### Records to use
================================

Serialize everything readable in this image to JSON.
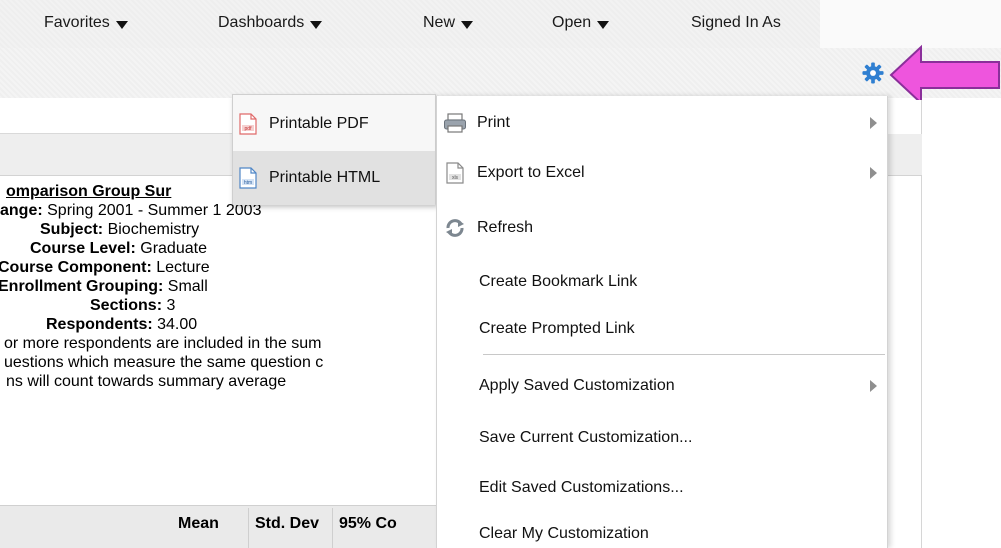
{
  "nav": {
    "favorites": "Favorites",
    "dashboards": "Dashboards",
    "new": "New",
    "open": "Open",
    "signed_in": "Signed In As"
  },
  "report": {
    "title": "omparison Group Sur",
    "lines": [
      {
        "label": "ange:",
        "value": " Spring 2001 - Summer 1 2003"
      },
      {
        "label": "Subject:",
        "value": " Biochemistry"
      },
      {
        "label": "Course Level:",
        "value": " Graduate"
      },
      {
        "label": "Course Component:",
        "value": " Lecture",
        "prefix": ""
      },
      {
        "label": "Enrollment Grouping:",
        "value": " Small"
      },
      {
        "label": "Sections:",
        "value": " 3"
      },
      {
        "label": "Respondents:",
        "value": " 34.00"
      }
    ],
    "notes": [
      "or more respondents are included in the sum",
      "uestions which measure the same question c",
      "ns will count towards summary average"
    ],
    "columns": [
      "Mean",
      "Std. Dev",
      "95% Co"
    ]
  },
  "submenu": {
    "items": [
      {
        "label": "Printable PDF",
        "icon": "pdf-file-icon"
      },
      {
        "label": "Printable HTML",
        "icon": "html-file-icon"
      }
    ]
  },
  "menu": {
    "items": [
      {
        "label": "Print",
        "icon": "printer-icon",
        "has_submenu": true
      },
      {
        "label": "Export to Excel",
        "icon": "excel-file-icon",
        "has_submenu": true
      },
      {
        "label": "Refresh",
        "icon": "refresh-icon",
        "has_submenu": false
      },
      {
        "label": "Create Bookmark Link",
        "icon": "",
        "has_submenu": false
      },
      {
        "label": "Create Prompted Link",
        "icon": "",
        "has_submenu": false
      },
      {
        "label": "Apply Saved Customization",
        "icon": "",
        "has_submenu": true
      },
      {
        "label": "Save Current Customization...",
        "icon": "",
        "has_submenu": false
      },
      {
        "label": "Edit Saved Customizations...",
        "icon": "",
        "has_submenu": false
      },
      {
        "label": "Clear My Customization",
        "icon": "",
        "has_submenu": false
      }
    ]
  },
  "colors": {
    "gear": "#2f7fd1",
    "annotation_arrow": "#ee55dd",
    "annotation_arrow_border": "#8a2f9a"
  }
}
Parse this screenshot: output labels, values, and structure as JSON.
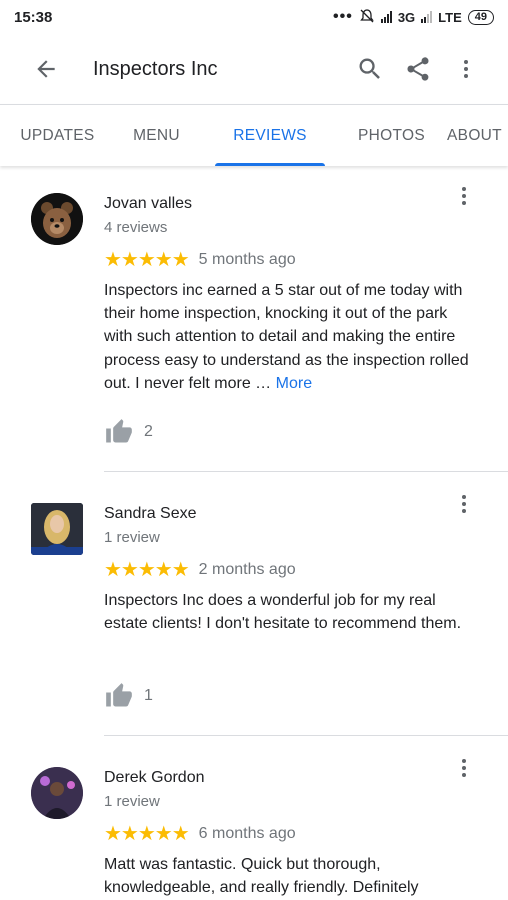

================================

### Your instructions
Sift through the entries and copy every line with "Saved".

### Right answer
        "label": "Apply Saved Customization",
        "label": "Edit Saved Customizations...",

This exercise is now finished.